··· Exercise text

However, in one area, public opinion has consistently aligned more closely with the positions of the Russian authorities over the past year. In the first half of 2023, the proportion of those who believe that budget expenditures should primarily be directed toward the social sector significantly exceeded the proportion of those who considered military spending a priority (47% vs. 31%). However, since the autumn of 2023, this opinion has begun to change, and in the latest survey, the proportion of those prioritising military expenditures has surpassed that of supporters of social spending.
It seems that the rather unsuccessful course of military actions for Russia and the persistent propaganda claims that Russia is at war with the West have created a sense of insecurity and threat to the country’s security among Russians. This is indicated by another paradoxical result from the Chronicles/ExtremeScan survey. When asked, ‘What should Russia prioritise in peace negotiations with Ukraine – retaining new territories or preventing Ukraine from joining NATO?’ only one in four (26%) chose "retaining new territories" as a priority, while almost one in two (46%) prioritised preventing Ukraine from joining NATO. (However, in the September Levada Centre survey, over 70% of respondents rejected the possibility of conceding ‘annexed’ territories as well as concessions regarding NATO membership when asked about compromises with Ukraine.)
This result, on one hand, again confirms the observation that Russians are relatively indifferent to new territorial acquisitions, which is the focus of Putin's attention. In Levada Centre surveys from 2016 to 2022, only 25% of respondents expressed a desire for the so-called DPR and LPR to join Russia, while the rest preferred their independent existence or retention within Ukraine. On the other hand, the survey data indicate that the Kremlin has managed to instil fear in the population regarding NATO's ‘approach’ and create a sense of insecurity. However, it is also important not to overlook a more practical aspect: increased military spending may appear to respondents as an alternative to mobilisation.

······
··· Record extracts

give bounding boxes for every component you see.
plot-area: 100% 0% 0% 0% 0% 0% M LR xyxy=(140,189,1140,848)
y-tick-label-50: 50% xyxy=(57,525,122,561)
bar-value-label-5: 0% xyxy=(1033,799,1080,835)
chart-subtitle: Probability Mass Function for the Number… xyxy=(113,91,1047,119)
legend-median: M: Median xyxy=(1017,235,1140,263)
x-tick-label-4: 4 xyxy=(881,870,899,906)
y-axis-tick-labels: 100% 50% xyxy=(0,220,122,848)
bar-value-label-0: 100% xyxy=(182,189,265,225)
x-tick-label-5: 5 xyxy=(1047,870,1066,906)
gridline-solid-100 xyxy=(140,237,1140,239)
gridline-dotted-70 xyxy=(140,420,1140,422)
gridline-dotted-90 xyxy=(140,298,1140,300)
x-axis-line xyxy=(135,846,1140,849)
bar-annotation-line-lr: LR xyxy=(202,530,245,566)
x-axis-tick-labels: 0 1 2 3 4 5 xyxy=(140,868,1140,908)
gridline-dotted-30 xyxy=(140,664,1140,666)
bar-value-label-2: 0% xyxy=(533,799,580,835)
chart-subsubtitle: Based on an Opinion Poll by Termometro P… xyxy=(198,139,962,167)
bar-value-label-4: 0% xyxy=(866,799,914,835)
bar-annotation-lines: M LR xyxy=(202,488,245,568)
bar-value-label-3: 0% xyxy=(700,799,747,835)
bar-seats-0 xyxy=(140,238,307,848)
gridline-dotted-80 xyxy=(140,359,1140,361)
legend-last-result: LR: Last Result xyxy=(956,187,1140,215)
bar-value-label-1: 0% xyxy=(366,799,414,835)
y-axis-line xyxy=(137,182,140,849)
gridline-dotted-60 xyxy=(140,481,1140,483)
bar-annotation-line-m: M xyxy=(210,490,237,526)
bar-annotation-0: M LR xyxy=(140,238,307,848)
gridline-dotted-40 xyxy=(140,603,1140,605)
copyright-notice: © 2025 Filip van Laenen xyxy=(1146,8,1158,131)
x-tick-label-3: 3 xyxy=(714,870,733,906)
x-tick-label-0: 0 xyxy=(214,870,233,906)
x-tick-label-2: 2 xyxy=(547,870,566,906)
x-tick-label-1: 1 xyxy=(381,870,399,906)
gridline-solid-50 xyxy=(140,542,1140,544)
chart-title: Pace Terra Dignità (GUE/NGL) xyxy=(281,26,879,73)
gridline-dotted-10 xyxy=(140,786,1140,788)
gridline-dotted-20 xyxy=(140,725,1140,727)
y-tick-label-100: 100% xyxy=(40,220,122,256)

······

Exercise instructions:
(A) For each statement, say whether it agrees with the text on Russian public opinion, and quote the words of the text that decide it.
(i) In the first half of 2023, more respondents favored directing budget expenditures toward the social sector than toward the military.
(ii) In the Chronicles/ExtremeScan survey, most respondents chose retaining new territories as Russia's priority in peace negotiations.
(iii) In Levada Centre surveys from 2016 to 2022, 25% of respondents wanted the so-called DPR and LPR to join Russia.
(B) Answer these questions from the text on Russian public opinion.
(i) Since when has the opinion on budget priorities begun to change?
(ii) What proportion of respondents prioritised preventing Ukraine from joining NATO?
(iii) In which month was the Levada Centre survey on compromises with Ukraine conducted?
(C) Supply the next part of the text on Russian public opinion, starting after its final sentence.

Answers in order:
(A)
(i) Yes: "(47% vs. 31%)"
(ii) No: "only one in four (26%) chose "retaining new territories" as a priority"
(iii) Yes: "only 25% of respondents expressed a desire for the so-called DPR and LPR to join Russia"

(B)
(i) Since the autumn of 2023.
(ii) Almost one in two (46%).
(iii) September.

(C)
The picture of Russians' attitudes toward the war in Ukraine is much more complex than a simple division of opinions along the lines of ‘support’ vs. ‘opposition’ The September surveys from Chronicles/ExtremeScan and the Levada Centre allow for the following key conclusions:
— While most Russian citizens do not so much support the war with Ukraine as remain loyal to it, the demand for its swift conclusion and the onset of peace continues to grow.
— The perception of the costs of the war is becoming sharper, as indicated both by responses to direct questions about costs and by the increasing number of those wishing to lift Western sanctions.
— At the same time, against the backdrop of a strong desire for the war to end, Russian citizens reject the prospect of not only military but even symbolic defeat for Russia; the likelihood of such a scenario enhances their loyalty to the war and to Putin.
— Russian citizens are largely distancing themselves from both the official and Z-patriotic discourses regarding the war, and in the absence of suitable alternatives, they prefer not to talk about it at all.
— The high loyalty of respondents to Putin coexists with an awareness of the differences between his political course and the agenda that appears optimal to the majority of citizens.
— A factor contributing to pro-militarist sentiments is not so much the desire to acquire and retain new territories but rather an intensified sense of insecurity and threat to the country’s security, influenced by propaganda and military failures.